TO BE DONE: Arrange every line of the material below as a JSON list of strings, one string per line, leaving out any blank lines.

--- start MATERIAL FOR THIS TASK ---

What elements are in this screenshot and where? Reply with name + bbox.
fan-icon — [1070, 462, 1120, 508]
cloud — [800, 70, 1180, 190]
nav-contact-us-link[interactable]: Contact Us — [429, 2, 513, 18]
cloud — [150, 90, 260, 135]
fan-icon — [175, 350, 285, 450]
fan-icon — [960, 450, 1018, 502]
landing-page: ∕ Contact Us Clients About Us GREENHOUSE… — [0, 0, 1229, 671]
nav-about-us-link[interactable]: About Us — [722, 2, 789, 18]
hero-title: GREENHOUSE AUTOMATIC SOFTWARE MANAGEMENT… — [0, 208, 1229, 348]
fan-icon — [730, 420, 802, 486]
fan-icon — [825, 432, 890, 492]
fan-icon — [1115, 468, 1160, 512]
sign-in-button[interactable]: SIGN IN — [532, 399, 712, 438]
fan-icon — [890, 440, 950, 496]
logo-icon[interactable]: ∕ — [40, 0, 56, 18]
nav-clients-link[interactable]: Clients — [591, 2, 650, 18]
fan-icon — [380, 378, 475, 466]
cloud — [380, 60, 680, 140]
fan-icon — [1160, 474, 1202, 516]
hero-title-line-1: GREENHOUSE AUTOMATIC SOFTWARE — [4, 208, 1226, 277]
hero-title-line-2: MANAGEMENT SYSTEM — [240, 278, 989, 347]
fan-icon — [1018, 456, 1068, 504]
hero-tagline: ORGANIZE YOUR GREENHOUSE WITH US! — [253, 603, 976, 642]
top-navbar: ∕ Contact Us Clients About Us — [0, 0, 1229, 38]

--- end MATERIAL FOR THIS TASK ---

COMPLETE OUTPUT:
[
  "What elements are in this screenshot and where? Reply with name + bbox.",
  "fan-icon — [1070, 462, 1120, 508]",
  "cloud — [800, 70, 1180, 190]",
  "nav-contact-us-link[interactable]: Contact Us — [429, 2, 513, 18]",
  "cloud — [150, 90, 260, 135]",
  "fan-icon — [175, 350, 285, 450]",
  "fan-icon — [960, 450, 1018, 502]",
  "landing-page: ∕ Contact Us Clients About Us GREENHOUSE… — [0, 0, 1229, 671]",
  "nav-about-us-link[interactable]: About Us — [722, 2, 789, 18]",
  "hero-title: GREENHOUSE AUTOMATIC SOFTWARE MANAGEMENT… — [0, 208, 1229, 348]",
  "fan-icon — [730, 420, 802, 486]",
  "fan-icon — [825, 432, 890, 492]",
  "fan-icon — [1115, 468, 1160, 512]",
  "sign-in-button[interactable]: SIGN IN — [532, 399, 712, 438]",
  "fan-icon — [890, 440, 950, 496]",
  "logo-icon[interactable]: ∕ — [40, 0, 56, 18]",
  "nav-clients-link[interactable]: Clients — [591, 2, 650, 18]",
  "fan-icon — [380, 378, 475, 466]",
  "cloud — [380, 60, 680, 140]",
  "fan-icon — [1160, 474, 1202, 516]",
  "hero-title-line-1: GREENHOUSE AUTOMATIC SOFTWARE — [4, 208, 1226, 277]",
  "hero-title-line-2: MANAGEMENT SYSTEM — [240, 278, 989, 347]",
  "fan-icon — [1018, 456, 1068, 504]",
  "hero-tagline: ORGANIZE YOUR GREENHOUSE WITH US! — [253, 603, 976, 642]",
  "top-navbar: ∕ Contact Us Clients About Us — [0, 0, 1229, 38]"
]